*RECORDS FOR PROCESSING*:
'''

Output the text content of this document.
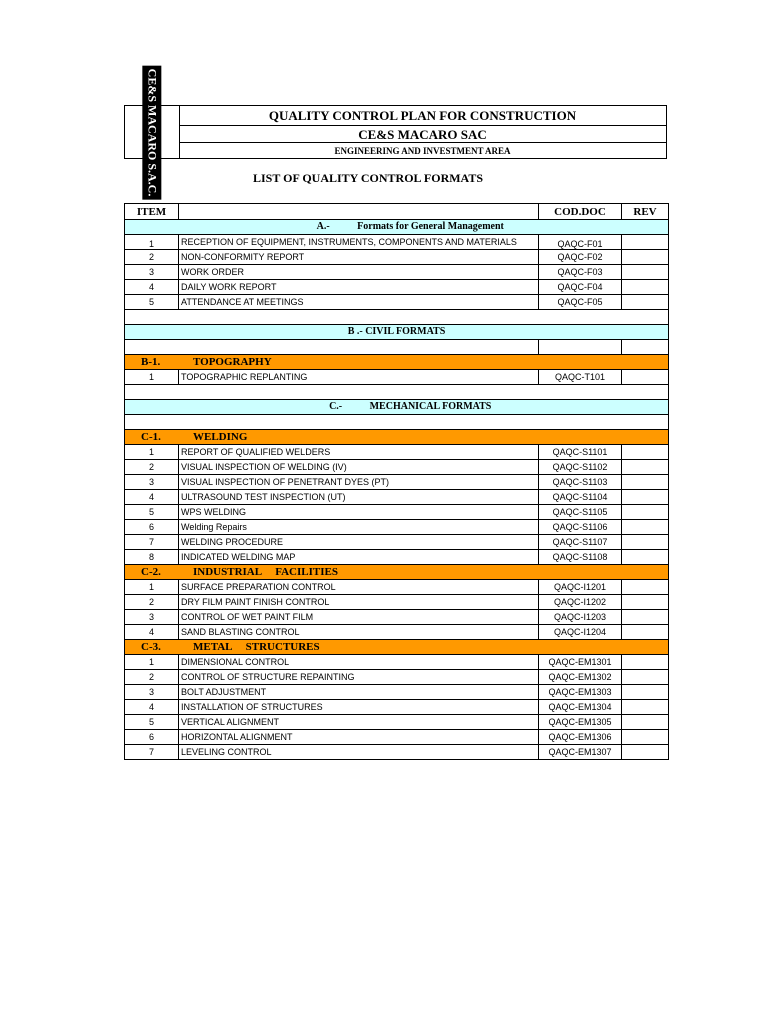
CE&S MACARO S.A.C.	QUALITY CONTROL PLAN FOR CONSTRUCTION
CE&S MACARO SAC
ENGINEERING AND INVESTMENT AREA
LIST OF QUALITY CONTROL FORMATS
ITEM		COD.DOC	REV
A.- Formats for General Management			
1	RECEPTION OF EQUIPMENT, INSTRUMENTS, COMPONENTS AND MATERIALS	QAQC-F01	
2	NON-CONFORMITY REPORT	QAQC-F02	
3	WORK ORDER	QAQC-F03	
4	DAILY WORK REPORT	QAQC-F04	
5	ATTENDANCE AT MEETINGS	QAQC-F05	

B .- CIVIL FORMATS			

B-1. TOPOGRAPHY			
1	TOPOGRAPHIC REPLANTING	QAQC-T101	

C.- MECHANICAL FORMATS			

C-1. WELDING			
1	REPORT OF QUALIFIED WELDERS	QAQC-S1101	
2	VISUAL INSPECTION OF WELDING (IV)	QAQC-S1102	
3	VISUAL INSPECTION OF PENETRANT DYES (PT)	QAQC-S1103	
4	ULTRASOUND TEST INSPECTION (UT)	QAQC-S1104	
5	WPS WELDING	QAQC-S1105	
6	Welding Repairs	QAQC-S1106	
7	WELDING PROCEDURE	QAQC-S1107	
8	INDICATED WELDING MAP	QAQC-S1108	
C-2. INDUSTRIAL     FACILITIES			
1	SURFACE PREPARATION CONTROL	QAQC-I1201	
2	DRY FILM PAINT FINISH CONTROL	QAQC-I1202	
3	CONTROL OF WET PAINT FILM	QAQC-I1203	
4	SAND BLASTING CONTROL	QAQC-I1204	
C-3. METAL     STRUCTURES			
1	DIMENSIONAL CONTROL	QAQC-EM1301	
2	CONTROL OF STRUCTURE REPAINTING	QAQC-EM1302	
3	BOLT ADJUSTMENT	QAQC-EM1303	
4	INSTALLATION OF STRUCTURES	QAQC-EM1304	
5	VERTICAL ALIGNMENT	QAQC-EM1305	
6	HORIZONTAL ALIGNMENT	QAQC-EM1306	
7	LEVELING CONTROL	QAQC-EM1307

'''

*SET TASK*: Of the lines in the listing, how many hold the word "VISUAL"? Nothing but the number is needed.

*COMPLETE OUTPUT*: 2